STATED GOAL:
Pick up the review of Sword Gai: The Animation Part II right after its last sentence and keep writing it.

PAGE:
Reviewby Theron Martin,
Sword Gai: The Animation Part II
The battle with Zsoltgewinn ends calamitously, with Ichijo turning into a Busoma and Gai being forced to fulfill a promise that has serious consequences for him. Meanwhile, other threats are afoot as Marcus loses control over a matter of love, Kagami schemes to rescue her father even at the cost of crossing the Shoshidai, Shin starts to take an interest in Sayaka, Shin's sister endures her own perils, and Princess Himiko starts making moves of her own. A bullied youth also gets help from an unlikely source, while a certain hairdresser just can't seem to shake the attentions of a certain portly hammer-wielder. Behind it all, a couple of key schemers, one human and one Busoma, make their ultimate moves.
In some respects, the second half of this manga adaptation is a significant improvement over the first, in large part because it corrects one of the major flaws of the first half. In other respects, however, it not only continues the problems presented by the first half but even exacerbates them, resulting in a conclusion that's slightly better than its start, but still hardly good.
The biggest improvement comes in this second season's improved cohesiveness. The widely-scattered plotlines are now converging as characters who mostly acted independently before are now interacting, which gives a clearer sense of an overarching story that was only vaguely present before. No one who actually survived the first half has been forgotten (even if one or two of them don't last long), and there are some mild surprises in the final destinations of certain characters who survive the second half. The survivors in question aren't terribly hard to predict with a few exceptions, and of the couples that form by the end, one of them is actually rather sweet, while another is the end result of a running gag.
The problem is that the increase in cohesiveness doesn't correct any of the series' other flaws. Gai is not a single iota more appealing or sympathetic as the titular protagonist, whether in human form or after becoming a Busoma for a while. In fact, the story generally works better during the scenes where that huge killjoy isn't around. Making a brooding hero is all fine and good, but there still has to be at least some other hook to his personality for us to care about him. And don't even get me started on the doctor/scientist who takes kids out to the amusement park to offset the fact that he's doing torturous experiments on them. Throw another “surprise” antagonist in the mix and there's definitely no shortage of scummy opponents for Gai to face, even without good guys turning into bad guys. At least the series has some decent secondary characters, such as the kid who makes the pact with the Iron Maiden.

DATA PROVIDED:
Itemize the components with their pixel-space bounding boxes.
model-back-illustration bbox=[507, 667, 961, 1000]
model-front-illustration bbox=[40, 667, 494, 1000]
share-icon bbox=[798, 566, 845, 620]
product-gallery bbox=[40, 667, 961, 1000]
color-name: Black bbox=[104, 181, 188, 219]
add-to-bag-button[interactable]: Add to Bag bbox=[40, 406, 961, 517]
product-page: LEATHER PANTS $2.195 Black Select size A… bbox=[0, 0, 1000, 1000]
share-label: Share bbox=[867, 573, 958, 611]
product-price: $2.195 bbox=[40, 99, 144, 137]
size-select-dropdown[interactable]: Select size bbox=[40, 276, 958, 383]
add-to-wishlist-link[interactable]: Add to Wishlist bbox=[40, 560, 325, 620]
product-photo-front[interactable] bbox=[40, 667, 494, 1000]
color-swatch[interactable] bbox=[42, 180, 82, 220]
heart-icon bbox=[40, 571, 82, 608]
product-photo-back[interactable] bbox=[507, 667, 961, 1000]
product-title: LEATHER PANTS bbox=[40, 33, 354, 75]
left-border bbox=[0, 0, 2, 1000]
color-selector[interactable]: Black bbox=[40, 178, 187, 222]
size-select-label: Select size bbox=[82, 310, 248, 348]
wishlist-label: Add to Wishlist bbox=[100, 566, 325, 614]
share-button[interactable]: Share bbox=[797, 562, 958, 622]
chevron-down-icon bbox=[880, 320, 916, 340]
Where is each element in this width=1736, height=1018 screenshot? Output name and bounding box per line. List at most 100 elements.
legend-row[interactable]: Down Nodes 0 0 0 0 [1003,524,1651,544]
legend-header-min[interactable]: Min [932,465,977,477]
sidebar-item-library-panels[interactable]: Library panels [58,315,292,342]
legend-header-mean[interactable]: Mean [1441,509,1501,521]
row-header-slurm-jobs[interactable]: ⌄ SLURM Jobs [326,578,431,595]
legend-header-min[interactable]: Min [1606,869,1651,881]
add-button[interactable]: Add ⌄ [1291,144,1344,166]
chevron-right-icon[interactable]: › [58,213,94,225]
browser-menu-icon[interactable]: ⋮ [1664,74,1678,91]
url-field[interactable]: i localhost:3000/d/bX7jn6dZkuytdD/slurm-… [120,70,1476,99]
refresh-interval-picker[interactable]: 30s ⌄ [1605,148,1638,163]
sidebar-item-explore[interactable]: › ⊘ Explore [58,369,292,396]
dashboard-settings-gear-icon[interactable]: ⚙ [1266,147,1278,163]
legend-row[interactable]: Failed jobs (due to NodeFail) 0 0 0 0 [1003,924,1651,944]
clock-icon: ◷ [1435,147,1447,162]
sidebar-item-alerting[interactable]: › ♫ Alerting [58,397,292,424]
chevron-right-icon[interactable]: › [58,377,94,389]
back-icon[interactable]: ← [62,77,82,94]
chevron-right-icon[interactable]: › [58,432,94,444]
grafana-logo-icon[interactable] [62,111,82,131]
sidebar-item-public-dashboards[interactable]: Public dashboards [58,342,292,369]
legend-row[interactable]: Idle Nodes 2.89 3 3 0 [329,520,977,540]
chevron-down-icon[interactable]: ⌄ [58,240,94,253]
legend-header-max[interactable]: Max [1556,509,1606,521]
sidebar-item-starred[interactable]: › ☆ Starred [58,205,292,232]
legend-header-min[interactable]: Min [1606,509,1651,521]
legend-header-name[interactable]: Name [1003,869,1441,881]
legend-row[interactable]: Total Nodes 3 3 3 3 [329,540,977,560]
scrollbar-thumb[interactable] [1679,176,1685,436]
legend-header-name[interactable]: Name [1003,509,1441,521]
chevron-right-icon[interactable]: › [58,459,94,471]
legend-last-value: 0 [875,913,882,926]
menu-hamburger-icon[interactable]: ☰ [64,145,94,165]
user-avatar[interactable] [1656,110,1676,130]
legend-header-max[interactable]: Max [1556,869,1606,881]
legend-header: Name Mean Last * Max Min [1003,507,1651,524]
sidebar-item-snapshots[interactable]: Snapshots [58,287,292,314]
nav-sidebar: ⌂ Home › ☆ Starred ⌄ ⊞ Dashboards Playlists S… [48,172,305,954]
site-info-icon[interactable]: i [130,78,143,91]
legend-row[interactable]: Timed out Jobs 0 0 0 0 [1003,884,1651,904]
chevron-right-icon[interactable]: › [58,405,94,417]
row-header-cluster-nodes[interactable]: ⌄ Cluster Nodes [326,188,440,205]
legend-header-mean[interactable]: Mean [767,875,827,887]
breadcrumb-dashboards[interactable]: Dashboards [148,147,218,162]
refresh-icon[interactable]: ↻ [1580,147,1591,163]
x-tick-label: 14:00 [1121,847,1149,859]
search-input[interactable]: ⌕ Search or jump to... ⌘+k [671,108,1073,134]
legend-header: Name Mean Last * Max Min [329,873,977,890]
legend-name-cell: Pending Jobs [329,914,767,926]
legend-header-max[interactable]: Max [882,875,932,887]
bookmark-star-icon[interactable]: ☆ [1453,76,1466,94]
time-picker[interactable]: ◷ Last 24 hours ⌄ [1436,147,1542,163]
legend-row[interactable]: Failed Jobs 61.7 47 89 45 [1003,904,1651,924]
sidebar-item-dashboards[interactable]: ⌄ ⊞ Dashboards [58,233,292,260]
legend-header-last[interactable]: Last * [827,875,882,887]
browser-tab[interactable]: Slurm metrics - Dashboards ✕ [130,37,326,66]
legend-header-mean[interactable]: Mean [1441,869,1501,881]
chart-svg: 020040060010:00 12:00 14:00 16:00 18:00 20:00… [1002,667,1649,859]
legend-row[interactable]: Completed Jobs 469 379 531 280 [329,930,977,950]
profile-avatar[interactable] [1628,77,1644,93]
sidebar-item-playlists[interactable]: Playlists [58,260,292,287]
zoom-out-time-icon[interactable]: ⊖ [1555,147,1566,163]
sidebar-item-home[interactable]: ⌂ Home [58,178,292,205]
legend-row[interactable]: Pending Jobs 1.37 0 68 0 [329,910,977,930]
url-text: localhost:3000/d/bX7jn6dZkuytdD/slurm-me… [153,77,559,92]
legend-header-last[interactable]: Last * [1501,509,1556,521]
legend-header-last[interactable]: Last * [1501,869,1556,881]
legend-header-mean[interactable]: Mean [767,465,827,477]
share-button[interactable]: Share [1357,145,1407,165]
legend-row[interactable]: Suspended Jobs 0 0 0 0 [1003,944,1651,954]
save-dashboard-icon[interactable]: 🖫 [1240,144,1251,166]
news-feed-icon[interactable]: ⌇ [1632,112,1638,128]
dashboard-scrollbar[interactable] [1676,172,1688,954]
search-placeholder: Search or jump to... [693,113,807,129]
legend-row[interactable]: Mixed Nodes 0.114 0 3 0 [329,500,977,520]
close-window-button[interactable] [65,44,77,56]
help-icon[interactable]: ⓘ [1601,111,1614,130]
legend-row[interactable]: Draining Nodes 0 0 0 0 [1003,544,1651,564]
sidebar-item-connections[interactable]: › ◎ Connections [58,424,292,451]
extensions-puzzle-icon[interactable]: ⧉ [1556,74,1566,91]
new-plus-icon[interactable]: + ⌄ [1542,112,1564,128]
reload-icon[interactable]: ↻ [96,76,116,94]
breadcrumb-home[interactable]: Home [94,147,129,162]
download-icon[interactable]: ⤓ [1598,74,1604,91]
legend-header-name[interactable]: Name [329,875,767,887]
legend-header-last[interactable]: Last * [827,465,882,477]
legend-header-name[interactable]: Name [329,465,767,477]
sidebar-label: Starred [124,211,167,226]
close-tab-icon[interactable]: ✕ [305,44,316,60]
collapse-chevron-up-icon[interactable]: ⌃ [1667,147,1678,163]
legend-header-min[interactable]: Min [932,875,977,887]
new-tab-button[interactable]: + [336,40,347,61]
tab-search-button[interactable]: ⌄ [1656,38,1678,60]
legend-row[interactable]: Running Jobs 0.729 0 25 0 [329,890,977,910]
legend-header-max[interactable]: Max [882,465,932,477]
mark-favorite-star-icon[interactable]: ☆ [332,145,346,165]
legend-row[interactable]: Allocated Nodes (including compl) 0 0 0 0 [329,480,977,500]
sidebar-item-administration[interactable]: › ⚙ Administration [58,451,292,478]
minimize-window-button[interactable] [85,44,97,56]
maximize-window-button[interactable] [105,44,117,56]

RESULT FOR THIS TASK:
Story flow is another problem. The story still has sudden jumps that make you feel like some connecting scenes were deleted, with story turns that stretch credibility in many places. The Shoshidai's long game for planning to deal with the Busoma is also difficult to parse, and then there are the random super-Busoma who show up to guide the two aspects of the Shiryu into a godlike being to further humanity's destruction or some such thing. Where those came from or how they came to be is never explained, nor are the strangely merciful actions of the one who survives at the end. At least we do get some hyper-violent deaths for some of the more embarrassingly incompetent major cast members.
At least the technical side of the production is still decent. Busoma continue to get the full CG treatment, but it's not bad and some of the fight scenes actually deliver some appealing action. The effectiveness of the color scheme to convey the mood in various scenes is still a strong point, and both character design and animation quality remain solidly mediocre. The second season remains every bit as enamored with bloodletting as the first, throwing in blatant scenes of bullying and suicide along with heavily implied torture of children. The potent musical score includes some classical music pieces and remains the most effective aspect of the production, actually come close to giving the story some gravitas at times. There's only so much that can be compensated given this script, however.
Netflix again depends on Bang Zoom! Entertainment for the English dub, with the result continuing to be a satisfying effort. None of the new roles stand out, although Lauren Landa makes an impact with the distinctive voice she gives Himiko in a substantially expanded role. The service's normal array of dubs and subs in other languages continues.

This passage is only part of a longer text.